--- BEGIN Task material ---

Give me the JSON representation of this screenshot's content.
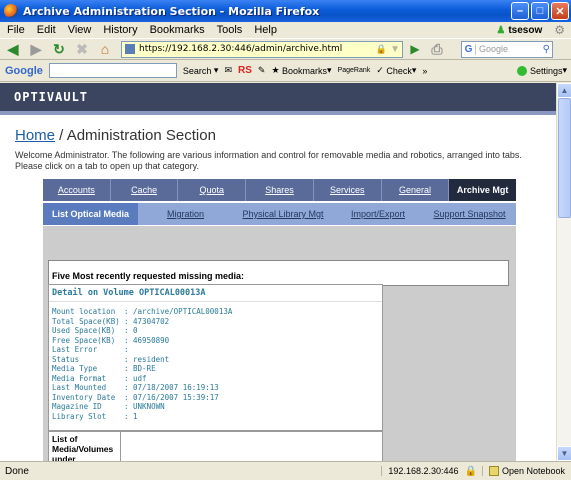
{
  "window": {
    "title": "Archive Administration Section - Mozilla Firefox"
  },
  "menu": [
    "File",
    "Edit",
    "View",
    "History",
    "Bookmarks",
    "Tools",
    "Help"
  ],
  "user": "tsesow",
  "navbar": {
    "url": "https://192.168.2.30:446/admin/archive.html",
    "search_placeholder": "Google"
  },
  "gtoolbar": {
    "logo": "Google",
    "search": "Search",
    "rs": "RS",
    "bookmarks": "Bookmarks",
    "pagerank": "PageRank",
    "check": "Check",
    "more": "»",
    "settings": "Settings"
  },
  "page": {
    "logo": "OPTIVAULT",
    "breadcrumb_home": "Home",
    "breadcrumb_sep": " / ",
    "breadcrumb_current": "Administration Section",
    "welcome": "Welcome Administrator. The following are various information and control for removable media and robotics, arranged into tabs. Please click on a tab to open up that category.",
    "tabs": [
      "Accounts",
      "Cache",
      "Quota",
      "Shares",
      "Services",
      "General",
      "Archive Mgt"
    ],
    "subtabs": [
      "List Optical Media",
      "Migration",
      "Physical Library Mgt",
      "Import/Export",
      "Support Snapshot"
    ],
    "missing_title": "Five Most recently requested missing media:",
    "detail_title": "Detail on Volume OPTICAL00013A",
    "details": [
      {
        "k": "Mount location",
        "v": ": /archive/OPTICAL00013A"
      },
      {
        "k": "Total Space(KB)",
        "v": ": 47304702"
      },
      {
        "k": "Used Space(KB)",
        "v": ": 0"
      },
      {
        "k": "Free Space(KB)",
        "v": ": 46950890"
      },
      {
        "k": "Last Error",
        "v": ":"
      },
      {
        "k": "Status",
        "v": ": resident"
      },
      {
        "k": "Media Type",
        "v": ": BD-RE"
      },
      {
        "k": "Media Format",
        "v": ": udf"
      },
      {
        "k": "Last Mounted",
        "v": ": 07/18/2007 16:19:13"
      },
      {
        "k": "Inventory Date",
        "v": ": 07/16/2007 15:39:17"
      },
      {
        "k": "Magazine ID",
        "v": ": UNKNOWN"
      },
      {
        "k": "Library Slot",
        "v": ": 1"
      }
    ],
    "list_label": "List of Media/Volumes under"
  },
  "status": {
    "text": "Done",
    "ip": "192.168.2.30:446",
    "notebook": "Open Notebook"
  }
}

--- END Task material ---

Using the records above, copy each line that contains "Google".

    "search_placeholder": "Google"
    "logo": "Google",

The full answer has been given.